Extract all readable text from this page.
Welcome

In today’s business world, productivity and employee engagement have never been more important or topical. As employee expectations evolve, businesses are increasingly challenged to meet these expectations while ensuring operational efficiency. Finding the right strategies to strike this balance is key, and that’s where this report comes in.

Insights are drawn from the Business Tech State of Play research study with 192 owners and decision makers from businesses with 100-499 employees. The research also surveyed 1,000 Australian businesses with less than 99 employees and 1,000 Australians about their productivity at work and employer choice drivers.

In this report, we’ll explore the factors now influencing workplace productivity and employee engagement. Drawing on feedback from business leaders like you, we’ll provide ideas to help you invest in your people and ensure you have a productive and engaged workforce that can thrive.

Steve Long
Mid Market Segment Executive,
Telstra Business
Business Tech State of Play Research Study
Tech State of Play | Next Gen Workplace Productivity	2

----------------------------------------

▶ Written problem: Which lines of the data include "Tech"? Copy each of them.

▶ Reply to the exercise:
Insights are drawn from the Business Tech State of Play research study with 192 owners and decision makers from businesses with 100-499 employees. The research also surveyed 1,000 Australian businesses with less than 99 employees and 1,000 Australians about their productivity at work and employer choice drivers.
Business Tech State of Play Research Study
Tech State of Play | Next Gen Workplace Productivity	2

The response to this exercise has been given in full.